Reproduce the full listing below line for line with no changes, leaving out the picture.
-- Start of Provided material --
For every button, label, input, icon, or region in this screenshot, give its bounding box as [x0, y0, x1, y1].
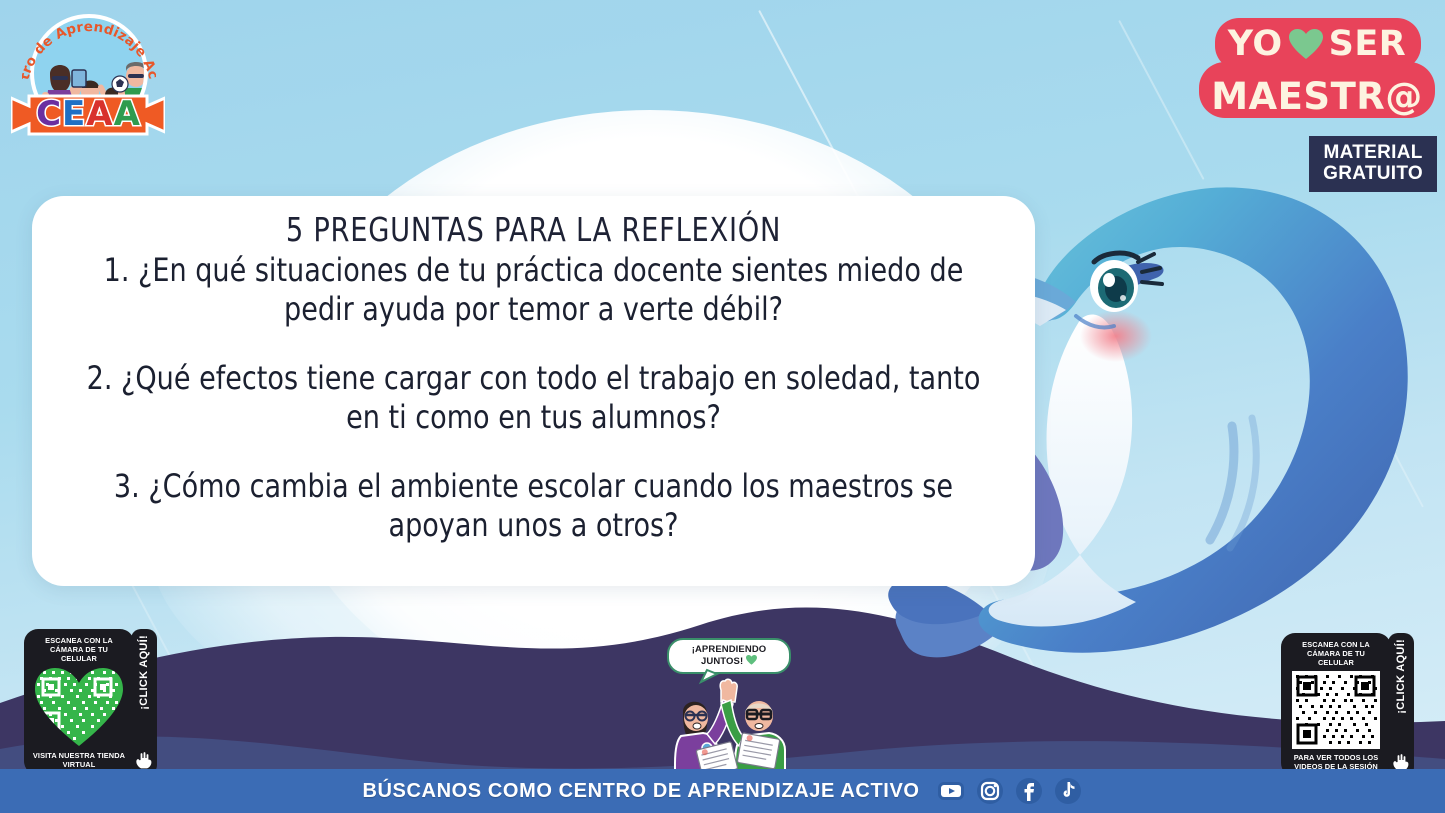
facebook-icon[interactable] — [1014, 776, 1044, 806]
free-material-line2: GRATUITO — [1323, 163, 1423, 184]
speech-bubble-line2: JUNTOS! — [701, 656, 743, 667]
qr-store-caption-bottom: VISITA NUESTRA TIENDA VIRTUAL — [32, 751, 126, 769]
footer-bar: BÚSCANOS COMO CENTRO DE APRENDIZAJE ACTI… — [0, 769, 1445, 813]
logo-letter-1: E — [62, 97, 85, 131]
tiktok-icon[interactable] — [1053, 776, 1083, 806]
qr-store-block[interactable]: ESCANEA CON LA CÁMARA DE TU CELULAR — [24, 629, 157, 775]
question-1: 1. ¿En qué situaciones de tu práctica do… — [87, 251, 981, 329]
teacher-mascots: ¡APRENDIENDO JUNTOS! — [655, 638, 810, 775]
question-2: 2. ¿Qué efectos tiene cargar con todo el… — [87, 359, 981, 437]
logo-arc-text-path: Centro de Aprendizaje Activo — [22, 10, 156, 82]
qr-videos-click-label: ¡CLICK AQUÍ! — [1395, 639, 1407, 714]
qr-store-card[interactable]: ESCANEA CON LA CÁMARA DE TU CELULAR — [24, 629, 134, 775]
logo-letter-3: A — [114, 97, 140, 131]
logo-letter-0: C — [36, 97, 61, 131]
reflection-card: 5 PREGUNTAS PARA LA REFLEXIÓN 1. ¿En qué… — [32, 196, 1035, 586]
brand-maestro: MAESTR@ — [1211, 78, 1423, 115]
heart-icon — [746, 655, 757, 665]
speech-bubble-line2-wrap: JUNTOS! — [675, 655, 783, 667]
ceaa-logo: Centro de Aprendizaje Activo C E A A — [8, 6, 168, 141]
brand-badge: YO SER MAESTR@ — [1197, 14, 1437, 126]
youtube-icon[interactable] — [936, 776, 966, 806]
qr-code-heart-icon[interactable] — [33, 667, 125, 747]
instagram-icon[interactable] — [975, 776, 1005, 806]
page-title: 5 PREGUNTAS PARA LA REFLEXIÓN — [96, 210, 971, 249]
slide-canvas: Centro de Aprendizaje Activo C E A A YO … — [0, 0, 1445, 813]
free-material-badge: MATERIAL GRATUITO — [1309, 136, 1437, 192]
logo-arc-text: Centro de Aprendizaje Activo — [22, 10, 156, 90]
brand-yo: YO — [1228, 27, 1283, 62]
logo-letter-2: A — [86, 97, 112, 131]
teacher-figures-illustration — [655, 668, 810, 778]
qr-videos-caption-top: ESCANEA CON LA CÁMARA DE TU CELULAR — [1289, 640, 1383, 667]
question-3: 3. ¿Cómo cambia el ambiente escolar cuan… — [87, 467, 981, 545]
qr-videos-click-tab[interactable]: ¡CLICK AQUÍ! — [1388, 633, 1414, 777]
qr-store-caption-top: ESCANEA CON LA CÁMARA DE TU CELULAR — [32, 636, 126, 663]
logo-letters: C E A A — [8, 92, 168, 136]
free-material-line1: MATERIAL — [1323, 142, 1423, 163]
qr-store-click-tab[interactable]: ¡CLICK AQUÍ! — [131, 629, 157, 775]
social-links — [936, 776, 1083, 806]
qr-code-icon[interactable] — [1292, 671, 1380, 749]
qr-videos-block[interactable]: ESCANEA CON LA CÁMARA DE TU CELULAR — [1281, 633, 1414, 777]
qr-videos-card[interactable]: ESCANEA CON LA CÁMARA DE TU CELULAR — [1281, 633, 1391, 777]
speech-bubble-line1: ¡APRENDIENDO — [675, 644, 783, 655]
pointing-hand-icon — [133, 749, 155, 771]
heart-icon — [1289, 29, 1323, 60]
qr-store-click-label: ¡CLICK AQUÍ! — [138, 635, 150, 710]
svg-text:Centro de Aprendizaje Activo: Centro de Aprendizaje Activo — [22, 10, 156, 82]
footer-text: BÚSCANOS COMO CENTRO DE APRENDIZAJE ACTI… — [362, 780, 919, 803]
brand-ser: SER — [1329, 27, 1407, 62]
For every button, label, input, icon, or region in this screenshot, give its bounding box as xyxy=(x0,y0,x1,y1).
-- End of Provided material --
*Task result*:
For every button, label, input, icon, or region in this screenshot, give its bounding box as [x0, y0, x1, y1].
facebook-icon[interactable] — [1014, 776, 1044, 806]
free-material-line2: GRATUITO — [1323, 163, 1423, 184]
speech-bubble-line2: JUNTOS! — [701, 656, 743, 667]
qr-store-caption-bottom: VISITA NUESTRA TIENDA VIRTUAL — [32, 751, 126, 769]
footer-bar: BÚSCANOS COMO CENTRO DE APRENDIZAJE ACTI… — [0, 769, 1445, 813]
logo-letter-1: E — [62, 97, 85, 131]
tiktok-icon[interactable] — [1053, 776, 1083, 806]
qr-store-block[interactable]: ESCANEA CON LA CÁMARA DE TU CELULAR — [24, 629, 157, 775]
question-1: 1. ¿En qué situaciones de tu práctica do… — [87, 251, 981, 329]
teacher-mascots: ¡APRENDIENDO JUNTOS! — [655, 638, 810, 775]
question-2: 2. ¿Qué efectos tiene cargar con todo el… — [87, 359, 981, 437]
logo-arc-text-path: Centro de Aprendizaje Activo — [22, 10, 156, 82]
qr-videos-click-label: ¡CLICK AQUÍ! — [1395, 639, 1407, 714]
qr-store-card[interactable]: ESCANEA CON LA CÁMARA DE TU CELULAR — [24, 629, 134, 775]
logo-letter-3: A — [114, 97, 140, 131]
logo-letter-0: C — [36, 97, 61, 131]
reflection-card: 5 PREGUNTAS PARA LA REFLEXIÓN 1. ¿En qué… — [32, 196, 1035, 586]
brand-maestro: MAESTR@ — [1211, 78, 1423, 115]
heart-icon — [746, 655, 757, 665]
speech-bubble-line2-wrap: JUNTOS! — [675, 655, 783, 667]
ceaa-logo: Centro de Aprendizaje Activo C E A A — [8, 6, 168, 141]
brand-badge: YO SER MAESTR@ — [1197, 14, 1437, 126]
youtube-icon[interactable] — [936, 776, 966, 806]
qr-code-heart-icon[interactable] — [33, 667, 125, 747]
instagram-icon[interactable] — [975, 776, 1005, 806]
page-title: 5 PREGUNTAS PARA LA REFLEXIÓN — [96, 210, 971, 249]
slide-canvas: Centro de Aprendizaje Activo C E A A YO … — [0, 0, 1445, 813]
free-material-badge: MATERIAL GRATUITO — [1309, 136, 1437, 192]
logo-arc-text: Centro de Aprendizaje Activo — [22, 10, 156, 90]
brand-yo: YO — [1228, 27, 1283, 62]
logo-letter-2: A — [86, 97, 112, 131]
teacher-figures-illustration — [655, 668, 810, 778]
qr-videos-caption-top: ESCANEA CON LA CÁMARA DE TU CELULAR — [1289, 640, 1383, 667]
question-3: 3. ¿Cómo cambia el ambiente escolar cuan… — [87, 467, 981, 545]
qr-videos-click-tab[interactable]: ¡CLICK AQUÍ! — [1388, 633, 1414, 777]
qr-store-caption-top: ESCANEA CON LA CÁMARA DE TU CELULAR — [32, 636, 126, 663]
logo-letters: C E A A — [8, 92, 168, 136]
free-material-line1: MATERIAL — [1323, 142, 1423, 163]
qr-store-click-tab[interactable]: ¡CLICK AQUÍ! — [131, 629, 157, 775]
social-links — [936, 776, 1083, 806]
qr-code-icon[interactable] — [1292, 671, 1380, 749]
qr-videos-block[interactable]: ESCANEA CON LA CÁMARA DE TU CELULAR — [1281, 633, 1414, 777]
qr-videos-card[interactable]: ESCANEA CON LA CÁMARA DE TU CELULAR — [1281, 633, 1391, 777]
speech-bubble-line1: ¡APRENDIENDO — [675, 644, 783, 655]
pointing-hand-icon — [133, 749, 155, 771]
heart-icon — [1289, 29, 1323, 60]
qr-store-click-label: ¡CLICK AQUÍ! — [138, 635, 150, 710]
svg-text:Centro de Aprendizaje Activo: Centro de Aprendizaje Activo — [22, 10, 156, 82]
footer-text: BÚSCANOS COMO CENTRO DE APRENDIZAJE ACTI… — [362, 780, 919, 803]
brand-ser: SER — [1329, 27, 1407, 62]
For every button, label, input, icon, or region in this screenshot, give its bounding box as xyxy=(x0,y0,x1,y1).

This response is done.